### Records to use
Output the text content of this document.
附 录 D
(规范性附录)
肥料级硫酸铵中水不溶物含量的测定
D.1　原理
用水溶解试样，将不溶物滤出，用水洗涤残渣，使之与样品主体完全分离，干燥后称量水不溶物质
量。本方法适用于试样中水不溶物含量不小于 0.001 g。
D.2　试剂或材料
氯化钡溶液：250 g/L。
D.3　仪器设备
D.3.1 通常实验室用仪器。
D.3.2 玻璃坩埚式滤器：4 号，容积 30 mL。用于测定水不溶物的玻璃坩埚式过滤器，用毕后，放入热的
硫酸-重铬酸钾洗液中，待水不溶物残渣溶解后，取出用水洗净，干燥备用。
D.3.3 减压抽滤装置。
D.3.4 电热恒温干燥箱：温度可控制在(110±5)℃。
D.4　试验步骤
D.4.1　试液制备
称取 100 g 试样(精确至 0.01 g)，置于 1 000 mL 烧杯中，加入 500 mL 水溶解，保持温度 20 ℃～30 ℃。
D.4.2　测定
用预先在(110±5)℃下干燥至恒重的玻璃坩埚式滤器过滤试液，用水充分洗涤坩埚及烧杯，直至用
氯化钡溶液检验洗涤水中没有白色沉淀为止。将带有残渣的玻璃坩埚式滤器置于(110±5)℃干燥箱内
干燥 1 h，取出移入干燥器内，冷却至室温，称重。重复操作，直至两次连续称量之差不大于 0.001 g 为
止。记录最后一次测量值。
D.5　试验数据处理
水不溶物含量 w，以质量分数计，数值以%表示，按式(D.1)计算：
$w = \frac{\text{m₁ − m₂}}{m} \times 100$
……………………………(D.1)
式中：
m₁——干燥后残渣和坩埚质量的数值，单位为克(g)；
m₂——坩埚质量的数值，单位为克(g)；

...

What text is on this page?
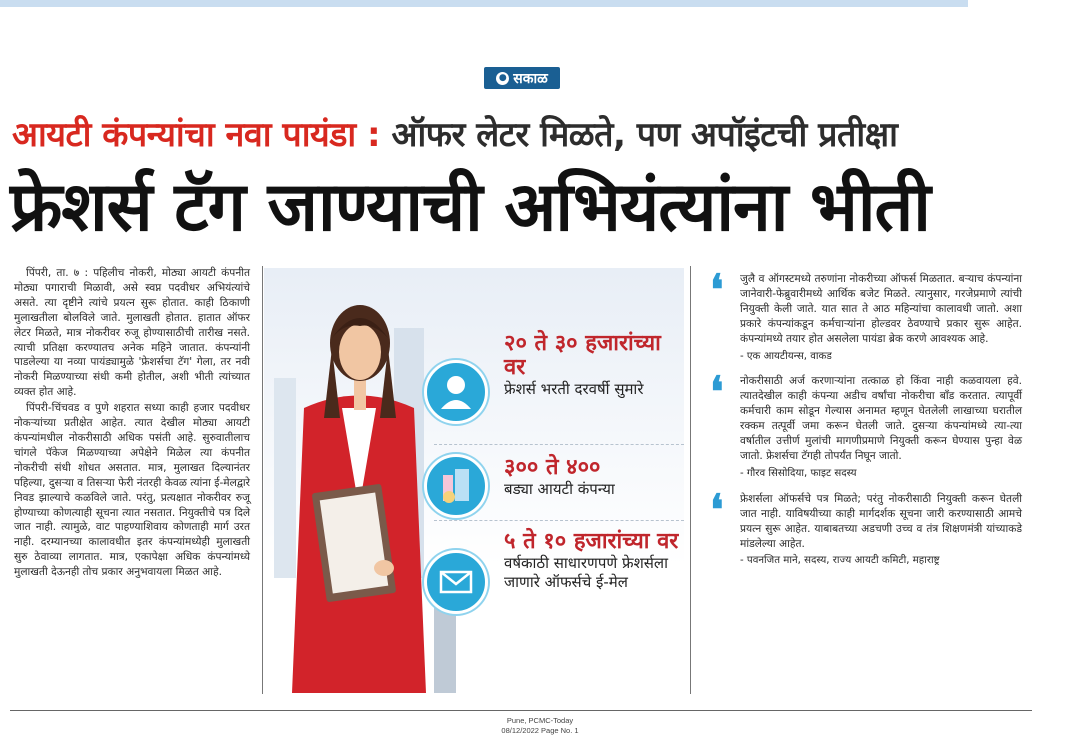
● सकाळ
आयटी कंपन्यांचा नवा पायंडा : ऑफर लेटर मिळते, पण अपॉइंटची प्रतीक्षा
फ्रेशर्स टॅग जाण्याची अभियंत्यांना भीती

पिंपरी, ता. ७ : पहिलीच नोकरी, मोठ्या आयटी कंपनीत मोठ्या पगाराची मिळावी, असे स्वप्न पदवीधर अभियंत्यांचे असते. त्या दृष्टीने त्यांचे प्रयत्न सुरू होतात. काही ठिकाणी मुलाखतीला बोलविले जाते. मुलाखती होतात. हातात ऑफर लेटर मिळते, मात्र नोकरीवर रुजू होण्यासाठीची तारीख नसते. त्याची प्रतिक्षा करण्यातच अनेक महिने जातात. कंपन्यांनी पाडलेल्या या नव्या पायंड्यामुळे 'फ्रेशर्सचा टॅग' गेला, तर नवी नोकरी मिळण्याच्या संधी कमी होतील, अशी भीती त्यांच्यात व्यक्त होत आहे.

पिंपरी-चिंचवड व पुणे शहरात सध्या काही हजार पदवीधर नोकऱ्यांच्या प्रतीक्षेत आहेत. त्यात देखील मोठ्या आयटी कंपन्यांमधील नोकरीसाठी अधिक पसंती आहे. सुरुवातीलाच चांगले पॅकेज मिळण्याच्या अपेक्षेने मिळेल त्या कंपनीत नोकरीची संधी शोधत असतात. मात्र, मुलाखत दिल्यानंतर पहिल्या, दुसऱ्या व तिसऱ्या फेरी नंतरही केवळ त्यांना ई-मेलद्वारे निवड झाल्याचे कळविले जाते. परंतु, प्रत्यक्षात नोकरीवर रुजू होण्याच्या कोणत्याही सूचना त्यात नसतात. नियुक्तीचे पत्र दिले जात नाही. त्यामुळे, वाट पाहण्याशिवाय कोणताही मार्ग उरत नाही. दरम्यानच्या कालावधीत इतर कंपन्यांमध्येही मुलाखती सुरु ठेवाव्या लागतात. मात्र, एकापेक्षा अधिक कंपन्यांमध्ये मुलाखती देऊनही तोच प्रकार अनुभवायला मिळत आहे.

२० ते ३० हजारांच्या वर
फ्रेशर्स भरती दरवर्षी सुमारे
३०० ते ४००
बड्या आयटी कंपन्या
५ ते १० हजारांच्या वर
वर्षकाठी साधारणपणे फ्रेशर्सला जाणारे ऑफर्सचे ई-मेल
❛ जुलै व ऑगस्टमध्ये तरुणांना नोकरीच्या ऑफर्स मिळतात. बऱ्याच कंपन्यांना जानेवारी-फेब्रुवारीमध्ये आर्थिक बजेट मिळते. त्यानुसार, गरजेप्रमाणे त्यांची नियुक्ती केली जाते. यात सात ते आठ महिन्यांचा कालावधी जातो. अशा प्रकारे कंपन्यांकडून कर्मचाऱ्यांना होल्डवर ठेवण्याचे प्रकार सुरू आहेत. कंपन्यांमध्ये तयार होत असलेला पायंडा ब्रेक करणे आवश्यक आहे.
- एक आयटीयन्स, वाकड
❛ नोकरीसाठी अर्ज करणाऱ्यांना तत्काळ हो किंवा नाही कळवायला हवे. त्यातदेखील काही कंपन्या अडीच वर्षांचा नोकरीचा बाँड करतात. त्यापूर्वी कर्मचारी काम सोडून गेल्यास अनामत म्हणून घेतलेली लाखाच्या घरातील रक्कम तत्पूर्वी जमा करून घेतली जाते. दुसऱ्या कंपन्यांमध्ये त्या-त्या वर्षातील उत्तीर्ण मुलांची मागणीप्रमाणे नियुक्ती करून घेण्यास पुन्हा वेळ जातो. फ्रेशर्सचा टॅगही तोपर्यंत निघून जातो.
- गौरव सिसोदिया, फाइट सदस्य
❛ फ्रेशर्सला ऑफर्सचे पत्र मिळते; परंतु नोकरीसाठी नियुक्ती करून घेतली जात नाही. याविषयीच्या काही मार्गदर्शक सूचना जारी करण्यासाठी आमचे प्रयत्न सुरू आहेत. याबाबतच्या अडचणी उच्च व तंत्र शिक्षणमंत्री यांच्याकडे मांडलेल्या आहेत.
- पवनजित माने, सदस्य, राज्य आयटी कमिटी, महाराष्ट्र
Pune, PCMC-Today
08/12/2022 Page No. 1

### Task to carry out
For the entries shown above, give the number of lines that include the word "this", without any other text.

### Task solution
2